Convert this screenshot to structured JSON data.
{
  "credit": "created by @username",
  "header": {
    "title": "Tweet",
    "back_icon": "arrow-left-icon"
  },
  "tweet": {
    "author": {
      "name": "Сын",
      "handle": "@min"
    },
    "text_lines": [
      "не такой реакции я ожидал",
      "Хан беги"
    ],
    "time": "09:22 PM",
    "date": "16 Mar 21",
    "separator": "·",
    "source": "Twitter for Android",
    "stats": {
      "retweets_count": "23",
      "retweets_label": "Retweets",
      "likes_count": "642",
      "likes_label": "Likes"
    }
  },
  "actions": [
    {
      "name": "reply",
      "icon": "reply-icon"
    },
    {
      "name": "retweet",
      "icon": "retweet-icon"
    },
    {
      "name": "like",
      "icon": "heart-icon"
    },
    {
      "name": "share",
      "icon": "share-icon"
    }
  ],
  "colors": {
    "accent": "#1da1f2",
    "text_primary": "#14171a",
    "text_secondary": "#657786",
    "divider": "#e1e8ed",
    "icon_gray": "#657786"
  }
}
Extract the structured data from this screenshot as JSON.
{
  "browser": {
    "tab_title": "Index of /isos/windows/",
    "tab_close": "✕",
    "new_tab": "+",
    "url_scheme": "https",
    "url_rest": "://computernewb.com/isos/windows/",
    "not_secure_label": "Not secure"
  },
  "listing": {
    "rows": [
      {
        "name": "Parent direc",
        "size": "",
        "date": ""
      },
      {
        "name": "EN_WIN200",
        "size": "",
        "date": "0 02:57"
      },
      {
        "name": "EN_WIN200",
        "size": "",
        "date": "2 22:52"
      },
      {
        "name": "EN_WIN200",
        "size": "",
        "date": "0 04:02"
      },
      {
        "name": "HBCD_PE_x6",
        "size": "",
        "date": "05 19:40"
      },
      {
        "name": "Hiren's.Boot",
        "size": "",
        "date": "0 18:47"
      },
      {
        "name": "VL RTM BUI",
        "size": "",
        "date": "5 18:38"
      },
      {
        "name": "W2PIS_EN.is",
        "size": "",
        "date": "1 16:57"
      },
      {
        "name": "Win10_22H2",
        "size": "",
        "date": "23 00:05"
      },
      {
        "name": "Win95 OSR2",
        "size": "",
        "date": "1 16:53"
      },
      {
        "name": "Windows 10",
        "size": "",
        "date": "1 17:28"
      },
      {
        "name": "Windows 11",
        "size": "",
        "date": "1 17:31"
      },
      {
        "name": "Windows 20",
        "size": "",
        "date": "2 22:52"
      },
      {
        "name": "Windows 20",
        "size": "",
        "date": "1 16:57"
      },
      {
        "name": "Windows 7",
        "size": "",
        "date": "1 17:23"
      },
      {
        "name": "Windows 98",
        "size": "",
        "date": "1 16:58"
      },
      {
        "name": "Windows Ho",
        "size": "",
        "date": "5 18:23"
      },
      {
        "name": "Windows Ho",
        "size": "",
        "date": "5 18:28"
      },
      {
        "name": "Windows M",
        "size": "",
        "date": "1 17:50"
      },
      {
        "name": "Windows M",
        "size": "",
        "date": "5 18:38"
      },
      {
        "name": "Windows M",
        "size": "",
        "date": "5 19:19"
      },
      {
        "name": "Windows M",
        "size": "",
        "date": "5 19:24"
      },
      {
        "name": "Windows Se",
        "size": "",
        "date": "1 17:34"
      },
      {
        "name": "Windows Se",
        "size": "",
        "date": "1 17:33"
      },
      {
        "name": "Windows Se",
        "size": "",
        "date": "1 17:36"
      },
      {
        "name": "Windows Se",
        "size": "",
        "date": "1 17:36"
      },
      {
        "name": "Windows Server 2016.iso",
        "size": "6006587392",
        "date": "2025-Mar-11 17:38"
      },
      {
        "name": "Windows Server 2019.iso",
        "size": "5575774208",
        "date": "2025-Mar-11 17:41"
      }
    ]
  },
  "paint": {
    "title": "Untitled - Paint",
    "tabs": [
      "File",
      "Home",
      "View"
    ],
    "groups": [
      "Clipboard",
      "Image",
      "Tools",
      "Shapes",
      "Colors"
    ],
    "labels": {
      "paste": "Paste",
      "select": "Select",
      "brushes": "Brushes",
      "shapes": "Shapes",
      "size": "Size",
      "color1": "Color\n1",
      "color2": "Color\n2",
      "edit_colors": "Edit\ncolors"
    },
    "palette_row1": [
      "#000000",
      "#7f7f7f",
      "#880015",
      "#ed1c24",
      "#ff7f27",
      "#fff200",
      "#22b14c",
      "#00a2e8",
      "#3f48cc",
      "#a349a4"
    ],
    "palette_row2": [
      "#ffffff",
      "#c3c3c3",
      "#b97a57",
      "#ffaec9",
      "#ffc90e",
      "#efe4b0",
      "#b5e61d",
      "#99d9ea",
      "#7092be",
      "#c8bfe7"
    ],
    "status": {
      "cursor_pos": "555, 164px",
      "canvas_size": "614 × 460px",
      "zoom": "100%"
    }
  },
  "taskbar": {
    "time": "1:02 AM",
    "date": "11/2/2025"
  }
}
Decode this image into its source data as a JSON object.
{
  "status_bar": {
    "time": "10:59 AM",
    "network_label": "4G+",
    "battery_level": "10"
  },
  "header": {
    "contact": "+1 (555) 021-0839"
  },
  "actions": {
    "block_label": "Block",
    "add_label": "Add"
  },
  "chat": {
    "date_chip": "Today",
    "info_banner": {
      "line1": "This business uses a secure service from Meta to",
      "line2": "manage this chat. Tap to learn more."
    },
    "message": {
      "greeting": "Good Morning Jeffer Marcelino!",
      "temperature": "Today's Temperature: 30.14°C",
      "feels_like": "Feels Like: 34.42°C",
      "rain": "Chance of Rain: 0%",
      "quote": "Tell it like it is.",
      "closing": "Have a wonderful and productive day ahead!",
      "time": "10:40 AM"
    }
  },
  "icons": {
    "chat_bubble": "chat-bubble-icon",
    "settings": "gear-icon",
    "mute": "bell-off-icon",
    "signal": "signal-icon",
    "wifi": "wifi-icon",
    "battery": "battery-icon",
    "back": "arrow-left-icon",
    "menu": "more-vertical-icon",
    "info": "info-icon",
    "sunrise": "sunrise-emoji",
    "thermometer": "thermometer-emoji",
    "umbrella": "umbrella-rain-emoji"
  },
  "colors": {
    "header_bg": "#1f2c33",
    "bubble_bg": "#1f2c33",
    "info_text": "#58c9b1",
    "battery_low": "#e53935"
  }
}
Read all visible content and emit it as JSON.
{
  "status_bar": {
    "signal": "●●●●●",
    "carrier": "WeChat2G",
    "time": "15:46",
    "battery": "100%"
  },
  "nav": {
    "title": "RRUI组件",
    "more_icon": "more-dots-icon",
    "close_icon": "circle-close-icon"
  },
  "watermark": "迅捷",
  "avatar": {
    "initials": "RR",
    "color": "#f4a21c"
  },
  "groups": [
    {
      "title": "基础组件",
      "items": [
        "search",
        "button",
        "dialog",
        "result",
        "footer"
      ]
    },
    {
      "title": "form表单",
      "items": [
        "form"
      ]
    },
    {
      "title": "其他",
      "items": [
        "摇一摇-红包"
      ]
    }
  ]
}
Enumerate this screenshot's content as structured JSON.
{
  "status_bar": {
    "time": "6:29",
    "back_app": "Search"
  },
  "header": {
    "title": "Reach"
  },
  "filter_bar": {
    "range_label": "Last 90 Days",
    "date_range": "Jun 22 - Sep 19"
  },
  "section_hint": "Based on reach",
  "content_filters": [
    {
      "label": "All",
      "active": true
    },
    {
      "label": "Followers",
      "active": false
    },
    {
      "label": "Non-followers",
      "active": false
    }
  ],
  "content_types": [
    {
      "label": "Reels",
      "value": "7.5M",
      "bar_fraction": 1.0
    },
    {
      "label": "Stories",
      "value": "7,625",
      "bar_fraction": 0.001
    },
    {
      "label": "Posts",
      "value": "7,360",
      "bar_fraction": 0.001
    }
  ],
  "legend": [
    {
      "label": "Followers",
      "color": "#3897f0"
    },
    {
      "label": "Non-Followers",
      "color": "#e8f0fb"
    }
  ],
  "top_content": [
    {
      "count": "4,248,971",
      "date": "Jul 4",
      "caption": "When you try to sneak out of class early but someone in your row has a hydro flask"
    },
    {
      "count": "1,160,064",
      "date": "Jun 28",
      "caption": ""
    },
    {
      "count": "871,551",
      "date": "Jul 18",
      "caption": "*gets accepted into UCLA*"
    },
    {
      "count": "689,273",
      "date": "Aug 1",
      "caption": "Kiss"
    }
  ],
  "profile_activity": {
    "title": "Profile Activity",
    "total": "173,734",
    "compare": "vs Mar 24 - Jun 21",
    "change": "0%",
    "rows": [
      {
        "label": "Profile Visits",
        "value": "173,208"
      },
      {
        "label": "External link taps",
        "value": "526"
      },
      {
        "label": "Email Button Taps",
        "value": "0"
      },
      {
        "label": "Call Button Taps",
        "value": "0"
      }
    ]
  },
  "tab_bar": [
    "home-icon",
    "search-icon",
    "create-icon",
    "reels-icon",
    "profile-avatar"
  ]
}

· · · · ·

### STATED PROBLEM
Out of the preceding entries, pull every line containing the string "emoji".

### FULL OUTPUT
    "sunrise": "sunrise-emoji",
    "thermometer": "thermometer-emoji",
    "umbrella": "umbrella-rain-emoji"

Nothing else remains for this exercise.